TASK INSTRUCTIONS: Print exactly the lines from the one containing "Convert this document image to plain text." through the last line of the records below, both included, and nothing else; omit any pictures.

(Data records)
=-=-=
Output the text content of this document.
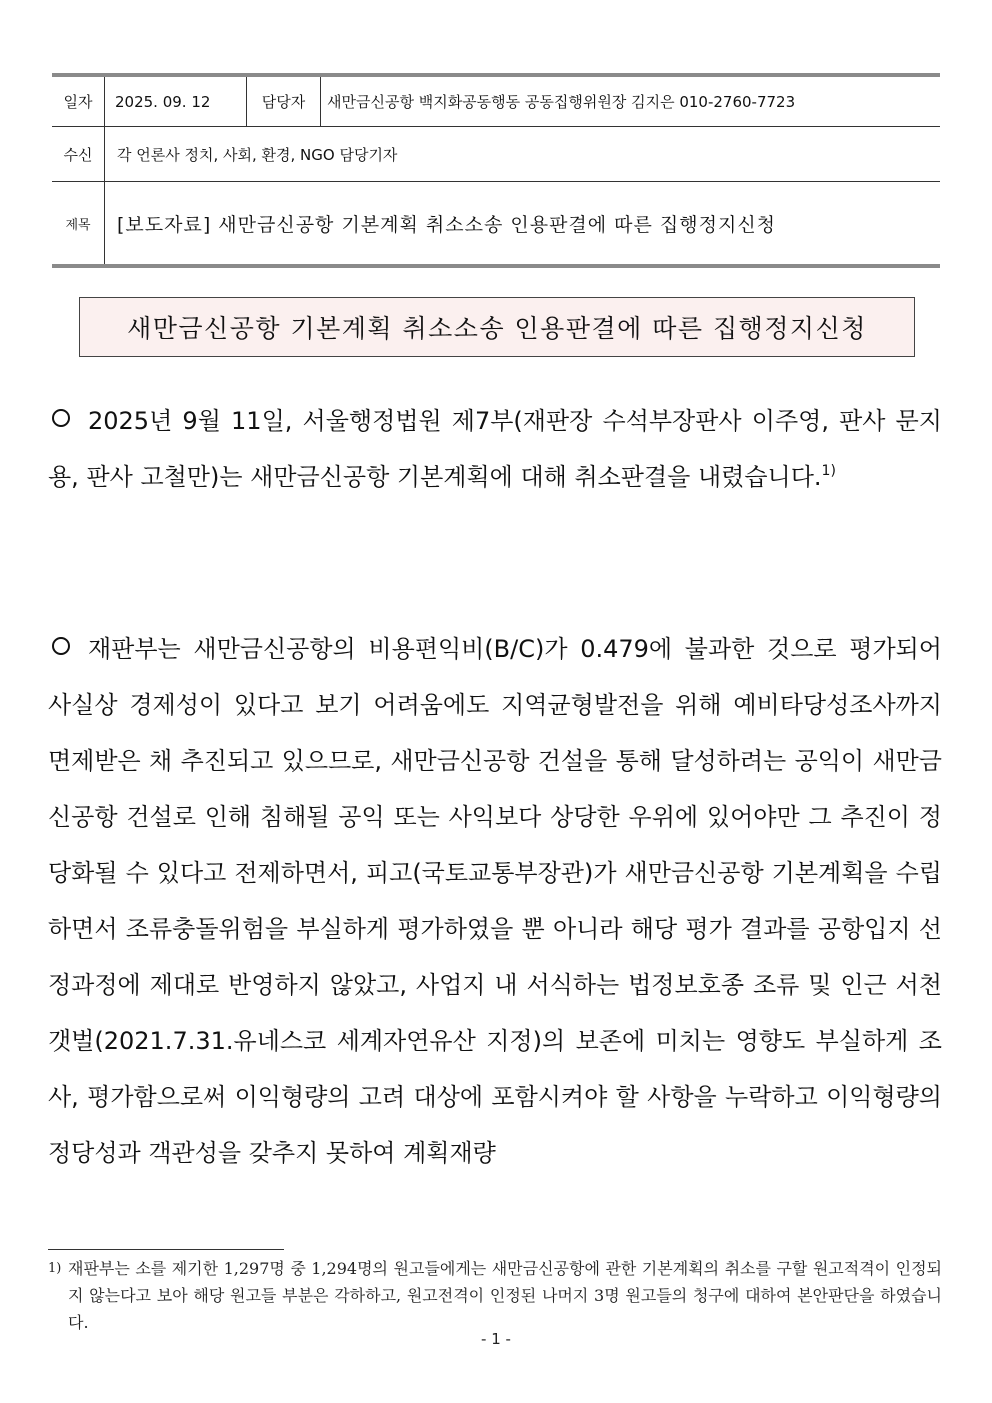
일자	2025. 09. 12	담당자	새만금신공항 백지화공동행동 공동집행위원장 김지은 010-2760-7723
수신	각 언론사 정치, 사회, 환경, NGO 담당기자
제목	[보도자료] 새만금신공항 기본계획 취소소송 인용판결에 따른 집행정지신청
새만금신공항 기본계획 취소소송 인용판결에 따른 집행정지신청
2025년 9월 11일, 서울행정법원 제7부(재판장 수석부장판사 이주영, 판사 문지용, 판사 고철만)는 새만금신공항 기본계획에 대해 취소판결을 내렸습니다.$^{1)}$
재판부는 새만금신공항의 비용편익비(B/C)가 0.479에 불과한 것으로 평가되어 사실상 경제성이 있다고 보기 어려움에도 지역균형발전을 위해 예비타당성조사까지 면제받은 채 추진되고 있으므로, 새만금신공항 건설을 통해 달성하려는 공익이 새만금신공항 건설로 인해 침해될 공익 또는 사익보다 상당한 우위에 있어야만 그 추진이 정당화될 수 있다고 전제하면서, 피고(국토교통부장관)가 새만금신공항 기본계획을 수립하면서 조류충돌위험을 부실하게 평가하였을 뿐 아니라 해당 평가 결과를 공항입지 선정과정에 제대로 반영하지 않았고, 사업지 내 서식하는 법정보호종 조류 및 인근 서천갯벌(2021.7.31.유네스코 세계자연유산 지정)의 보존에 미치는 영향도 부실하게 조사, 평가함으로써 이익형량의 고려 대상에 포함시켜야 할 사항을 누락하고 이익형량의 정당성과 객관성을 갖추지 못하여 계획재량
1) 재판부는 소를 제기한 1,297명 중 1,294명의 원고들에게는 새만금신공항에 관한 기본계획의 취소를 구할 원고적격이 인정되지 않는다고 보아 해당 원고들 부분은 각하하고, 원고전격이 인정된 나머지 3명 원고들의 청구에 대하여 본안판단을 하였습니다.
- 1 -
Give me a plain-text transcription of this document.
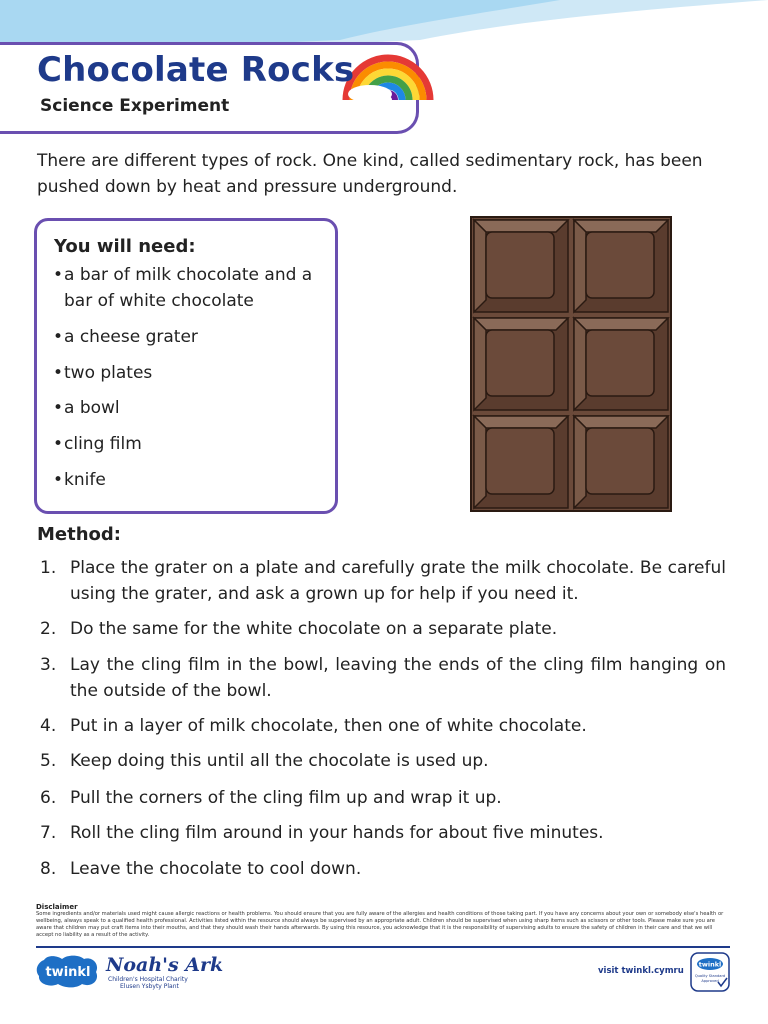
Chocolate Rocks
Science Experiment
There are different types of rock. One kind, called sedimentary rock, has been pushed down by heat and pressure underground.
You will need:
•a bar of milk chocolate and a bar of white chocolate
•a cheese grater
•two plates
•a bowl
•cling film
•knife
Method:
1. Place the grater on a plate and carefully grate the milk chocolate. Be careful using the grater, and ask a grown up for help if you need it.
2. Do the same for the white chocolate on a separate plate.
3. Lay the cling film in the bowl, leaving the ends of the cling film hanging on the outside of the bowl.
4. Put in a layer of milk chocolate, then one of white chocolate.
5. Keep doing this until all the chocolate is used up.
6. Pull the corners of the cling film up and wrap it up.
7. Roll the cling film around in your hands for about five minutes.
8. Leave the chocolate to cool down.
Disclaimer
Some ingredients and/or materials used might cause allergic reactions or health problems. You should ensure that you are fully aware of the allergies and health conditions of those taking part. If you have any concerns about your own or somebody else's health or wellbeing, always speak to a qualified health professional. Activities listed within the resource should always be supervised by an appropriate adult. Children should be supervised when using sharp items such as scissors or other tools. Please make sure you are aware that children may put craft items into their mouths, and that they should wash their hands afterwards. By using this resource, you acknowledge that it is the responsibility of supervising adults to ensure the safety of children in their care and that we will accept no liability as a result of the activity.
twinkl Noah's Ark
Children's Hospital Charity
Elusen Ysbyty Plant
visit twinkl.cymru
twinkl
Quality Standard
Approved
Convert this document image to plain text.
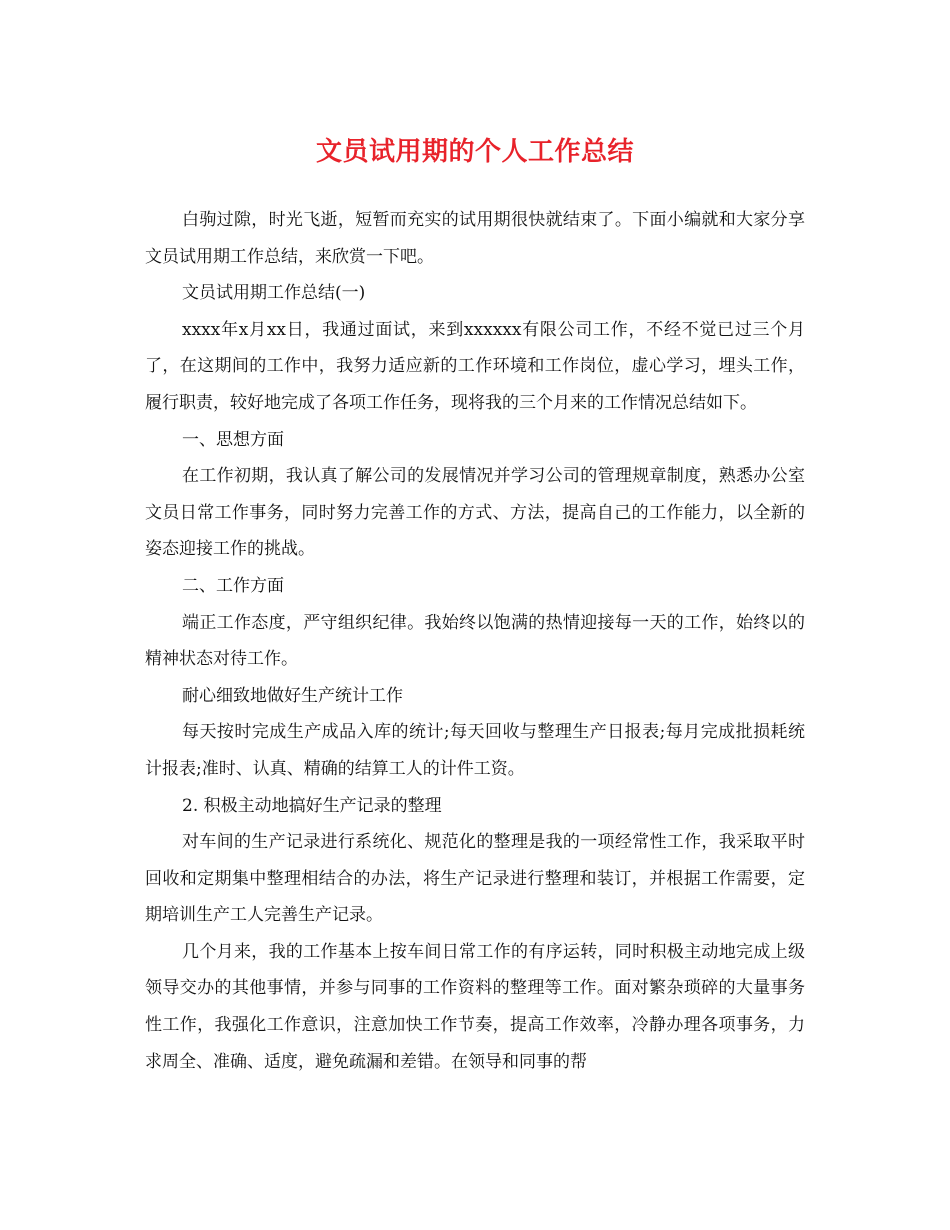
文员试用期的个人工作总结

白驹过隙，时光飞逝，短暂而充实的试用期很快就结束了。下面小编就和大家分享文员试用期工作总结，来欣赏一下吧。

文员试用期工作总结(一)

xxxx年x月xx日，我通过面试，来到xxxxxx有限公司工作，不经不觉已过三个月了，在这期间的工作中，我努力适应新的工作环境和工作岗位，虚心学习，埋头工作，履行职责，较好地完成了各项工作任务，现将我的三个月来的工作情况总结如下。

一、思想方面

在工作初期，我认真了解公司的发展情况并学习公司的管理规章制度，熟悉办公室文员日常工作事务，同时努力完善工作的方式、方法，提高自己的工作能力，以全新的姿态迎接工作的挑战。

二、工作方面

端正工作态度，严守组织纪律。我始终以饱满的热情迎接每一天的工作，始终以的精神状态对待工作。

耐心细致地做好生产统计工作

每天按时完成生产成品入库的统计;每天回收与整理生产日报表;每月完成批损耗统计报表;准时、认真、精确的结算工人的计件工资。

2. 积极主动地搞好生产记录的整理

对车间的生产记录进行系统化、规范化的整理是我的一项经常性工作，我采取平时回收和定期集中整理相结合的办法，将生产记录进行整理和装订，并根据工作需要，定期培训生产工人完善生产记录。

几个月来，我的工作基本上按车间日常工作的有序运转，同时积极主动地完成上级领导交办的其他事情，并参与同事的工作资料的整理等工作。面对繁杂琐碎的大量事务性工作，我强化工作意识，注意加快工作节奏，提高工作效率，冷静办理各项事务，力求周全、准确、适度，避免疏漏和差错。在领导和同事的帮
=-=-=
COMPLETE OUTPUT:
Convert this document image to plain text.
文员试用期的个人工作总结

白驹过隙，时光飞逝，短暂而充实的试用期很快就结束了。下面小编就和大家分享文员试用期工作总结，来欣赏一下吧。

文员试用期工作总结(一)

xxxx年x月xx日，我通过面试，来到xxxxxx有限公司工作，不经不觉已过三个月了，在这期间的工作中，我努力适应新的工作环境和工作岗位，虚心学习，埋头工作，履行职责，较好地完成了各项工作任务，现将我的三个月来的工作情况总结如下。

一、思想方面

在工作初期，我认真了解公司的发展情况并学习公司的管理规章制度，熟悉办公室文员日常工作事务，同时努力完善工作的方式、方法，提高自己的工作能力，以全新的姿态迎接工作的挑战。

二、工作方面

端正工作态度，严守组织纪律。我始终以饱满的热情迎接每一天的工作，始终以的精神状态对待工作。

耐心细致地做好生产统计工作

每天按时完成生产成品入库的统计;每天回收与整理生产日报表;每月完成批损耗统计报表;准时、认真、精确的结算工人的计件工资。

2. 积极主动地搞好生产记录的整理

对车间的生产记录进行系统化、规范化的整理是我的一项经常性工作，我采取平时回收和定期集中整理相结合的办法，将生产记录进行整理和装订，并根据工作需要，定期培训生产工人完善生产记录。

几个月来，我的工作基本上按车间日常工作的有序运转，同时积极主动地完成上级领导交办的其他事情，并参与同事的工作资料的整理等工作。面对繁杂琐碎的大量事务性工作，我强化工作意识，注意加快工作节奏，提高工作效率，冷静办理各项事务，力求周全、准确、适度，避免疏漏和差错。在领导和同事的帮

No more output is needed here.